======== ENTRIES PROVIDED

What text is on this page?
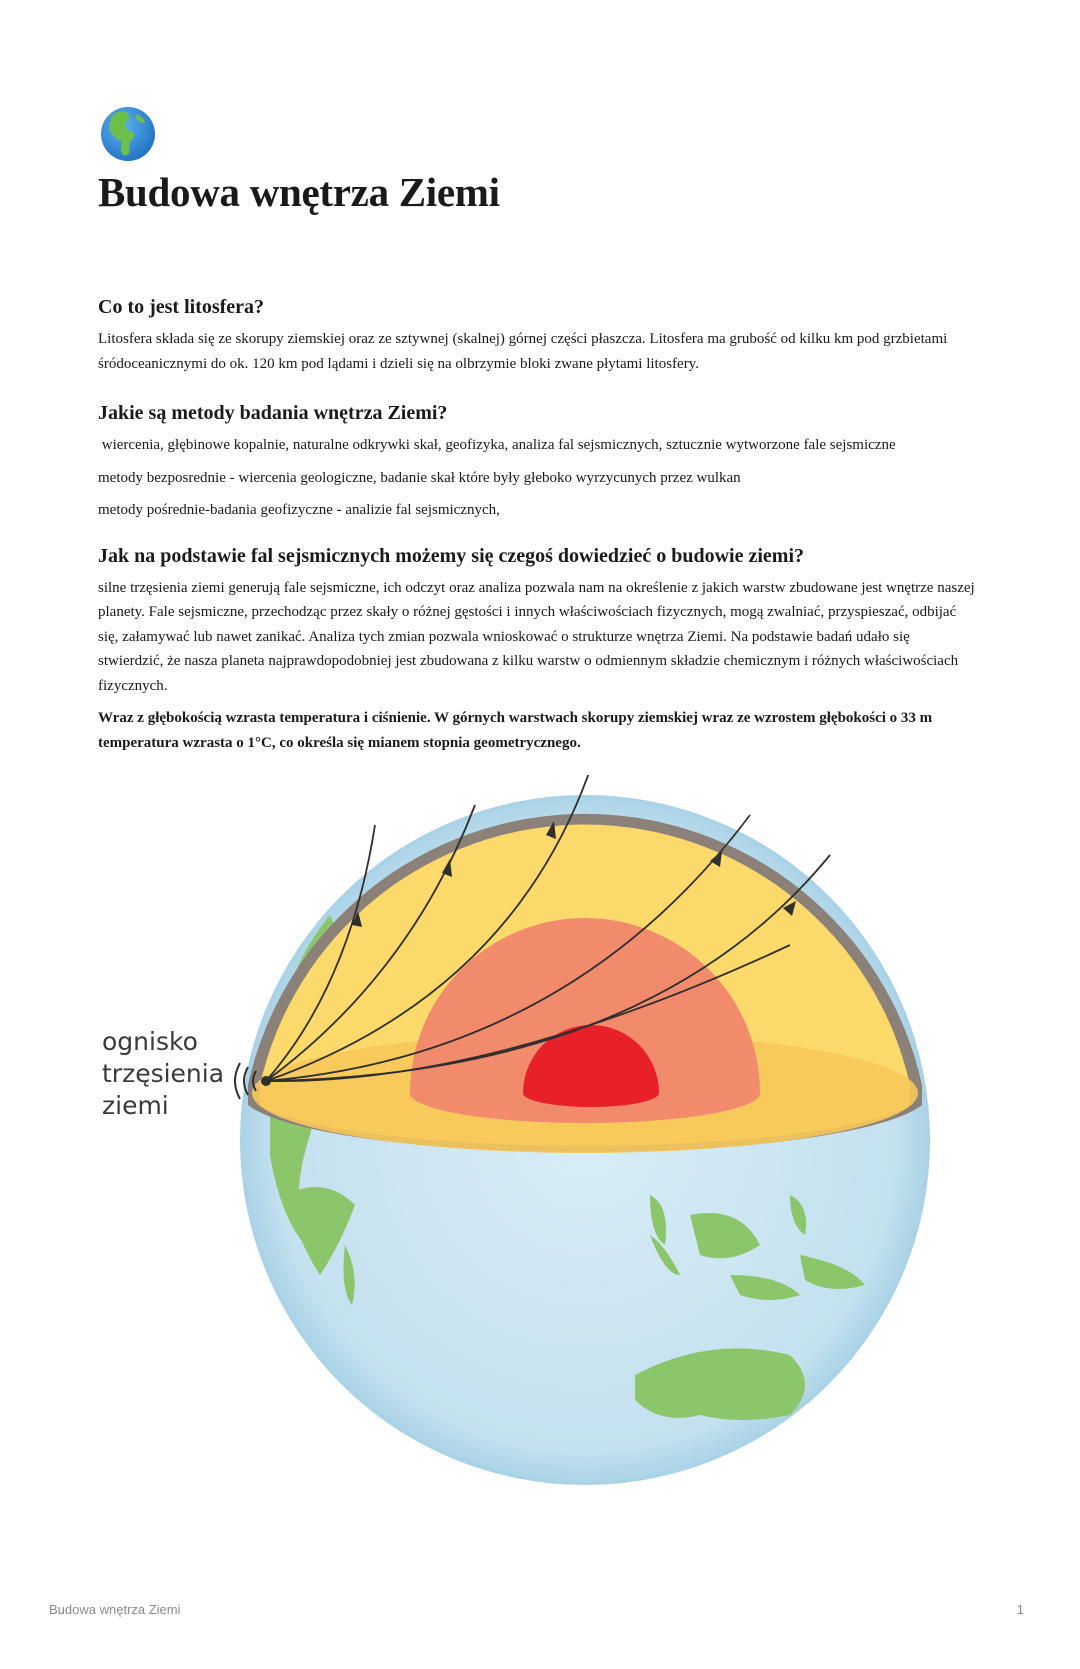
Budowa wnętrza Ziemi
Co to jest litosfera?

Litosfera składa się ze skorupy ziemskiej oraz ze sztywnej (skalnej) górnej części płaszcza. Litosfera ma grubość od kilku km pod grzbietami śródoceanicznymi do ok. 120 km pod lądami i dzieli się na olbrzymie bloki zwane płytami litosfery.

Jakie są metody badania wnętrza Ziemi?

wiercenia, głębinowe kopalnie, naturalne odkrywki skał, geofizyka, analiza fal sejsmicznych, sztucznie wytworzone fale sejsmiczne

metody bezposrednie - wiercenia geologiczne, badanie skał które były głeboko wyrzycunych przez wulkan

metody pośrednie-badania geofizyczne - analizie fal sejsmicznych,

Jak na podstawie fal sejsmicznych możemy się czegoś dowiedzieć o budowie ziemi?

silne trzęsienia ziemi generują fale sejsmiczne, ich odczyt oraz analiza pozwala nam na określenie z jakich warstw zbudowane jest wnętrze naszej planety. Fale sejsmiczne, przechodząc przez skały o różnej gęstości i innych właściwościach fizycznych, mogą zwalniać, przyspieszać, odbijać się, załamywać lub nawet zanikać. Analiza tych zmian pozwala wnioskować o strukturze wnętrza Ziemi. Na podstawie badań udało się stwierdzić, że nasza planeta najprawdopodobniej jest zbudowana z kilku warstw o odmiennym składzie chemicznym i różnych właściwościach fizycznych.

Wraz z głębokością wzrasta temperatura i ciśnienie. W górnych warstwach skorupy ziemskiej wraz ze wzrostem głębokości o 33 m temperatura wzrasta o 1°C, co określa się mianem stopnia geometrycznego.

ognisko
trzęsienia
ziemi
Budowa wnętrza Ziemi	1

================
======== ENTRIES PROVIDED

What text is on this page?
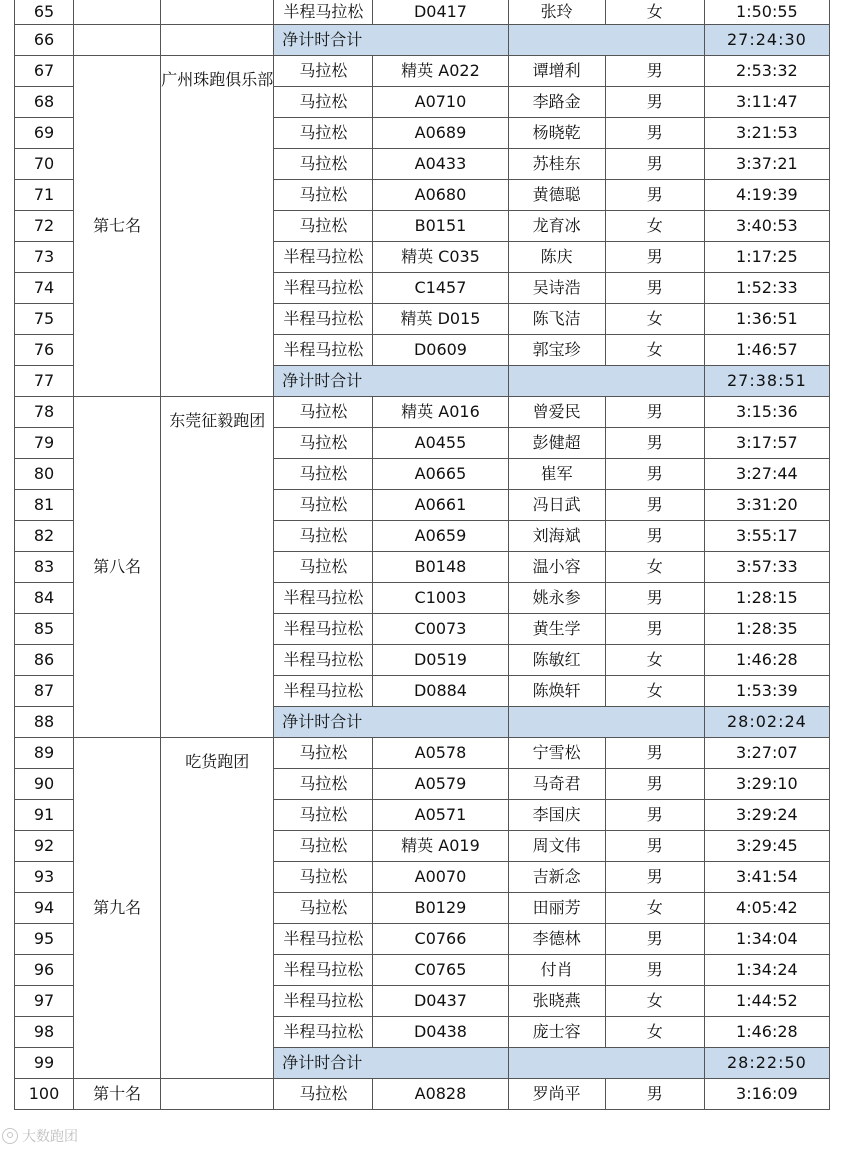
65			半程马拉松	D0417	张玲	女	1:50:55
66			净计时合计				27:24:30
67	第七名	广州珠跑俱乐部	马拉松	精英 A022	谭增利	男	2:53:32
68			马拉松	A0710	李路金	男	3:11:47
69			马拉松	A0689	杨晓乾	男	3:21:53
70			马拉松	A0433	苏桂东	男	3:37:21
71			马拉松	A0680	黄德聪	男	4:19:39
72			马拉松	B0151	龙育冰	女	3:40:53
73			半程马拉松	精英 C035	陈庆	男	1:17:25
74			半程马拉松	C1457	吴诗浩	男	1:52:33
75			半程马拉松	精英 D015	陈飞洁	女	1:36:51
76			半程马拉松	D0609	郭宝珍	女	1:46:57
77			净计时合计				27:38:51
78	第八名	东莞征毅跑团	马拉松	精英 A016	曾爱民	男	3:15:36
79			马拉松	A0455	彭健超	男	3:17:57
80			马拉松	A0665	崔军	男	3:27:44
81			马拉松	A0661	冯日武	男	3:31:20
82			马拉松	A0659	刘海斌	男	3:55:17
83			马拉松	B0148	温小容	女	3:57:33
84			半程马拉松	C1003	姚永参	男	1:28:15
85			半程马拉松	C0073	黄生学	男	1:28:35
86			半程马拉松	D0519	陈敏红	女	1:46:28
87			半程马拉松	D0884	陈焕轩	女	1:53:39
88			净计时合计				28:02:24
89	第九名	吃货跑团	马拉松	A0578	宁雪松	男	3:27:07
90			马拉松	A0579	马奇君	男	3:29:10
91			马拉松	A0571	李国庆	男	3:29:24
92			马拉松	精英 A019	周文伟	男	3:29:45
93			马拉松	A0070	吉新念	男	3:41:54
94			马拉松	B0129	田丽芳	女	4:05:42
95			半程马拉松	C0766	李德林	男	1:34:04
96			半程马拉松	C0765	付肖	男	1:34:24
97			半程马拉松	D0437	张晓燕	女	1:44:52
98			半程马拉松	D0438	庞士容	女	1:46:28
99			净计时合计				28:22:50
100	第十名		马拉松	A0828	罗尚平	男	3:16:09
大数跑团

================
======== ENTRIES PROVIDED

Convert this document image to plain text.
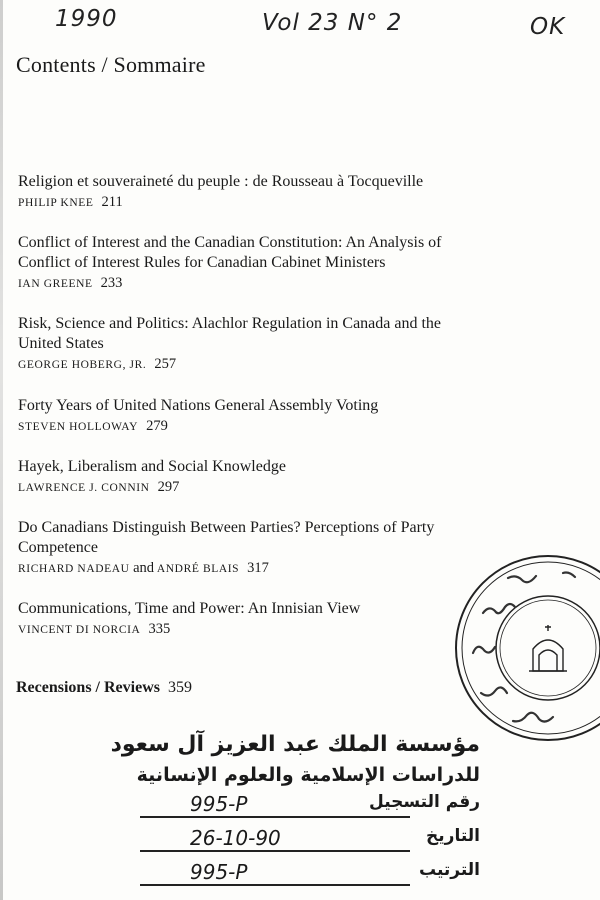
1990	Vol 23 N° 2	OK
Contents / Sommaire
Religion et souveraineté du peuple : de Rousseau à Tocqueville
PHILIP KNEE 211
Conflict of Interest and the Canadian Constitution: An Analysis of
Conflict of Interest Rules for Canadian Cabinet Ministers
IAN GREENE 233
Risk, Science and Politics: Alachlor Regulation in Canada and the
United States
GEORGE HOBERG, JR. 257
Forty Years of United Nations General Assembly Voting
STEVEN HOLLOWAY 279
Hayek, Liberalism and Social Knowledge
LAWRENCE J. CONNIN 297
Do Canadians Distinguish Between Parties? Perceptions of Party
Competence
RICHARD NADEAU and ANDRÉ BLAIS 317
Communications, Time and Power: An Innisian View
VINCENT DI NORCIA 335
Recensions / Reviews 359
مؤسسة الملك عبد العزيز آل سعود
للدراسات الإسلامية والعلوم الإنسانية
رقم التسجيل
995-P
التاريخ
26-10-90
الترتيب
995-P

================

#### PROBLEM TO WORK ON:
Identify the lines in the entries that hold "kilku" and return each one.

#### OUTPUT FOR THIS TASK:
Litosfera składa się ze skorupy ziemskiej oraz ze sztywnej (skalnej) górnej części płaszcza. Litosfera ma grubość od kilku km pod grzbietami śródoceanicznymi do ok. 120 km pod lądami i dzieli się na olbrzymie bloki zwane płytami litosfery.
silne trzęsienia ziemi generują fale sejsmiczne, ich odczyt oraz analiza pozwala nam na określenie z jakich warstw zbudowane jest wnętrze naszej planety. Fale sejsmiczne, przechodząc przez skały o różnej gęstości i innych właściwościach fizycznych, mogą zwalniać, przyspieszać, odbijać się, załamywać lub nawet zanikać. Analiza tych zmian pozwala wnioskować o strukturze wnętrza Ziemi. Na podstawie badań udało się stwierdzić, że nasza planeta najprawdopodobniej jest zbudowana z kilku warstw o odmiennym składzie chemicznym i różnych właściwościach fizycznych.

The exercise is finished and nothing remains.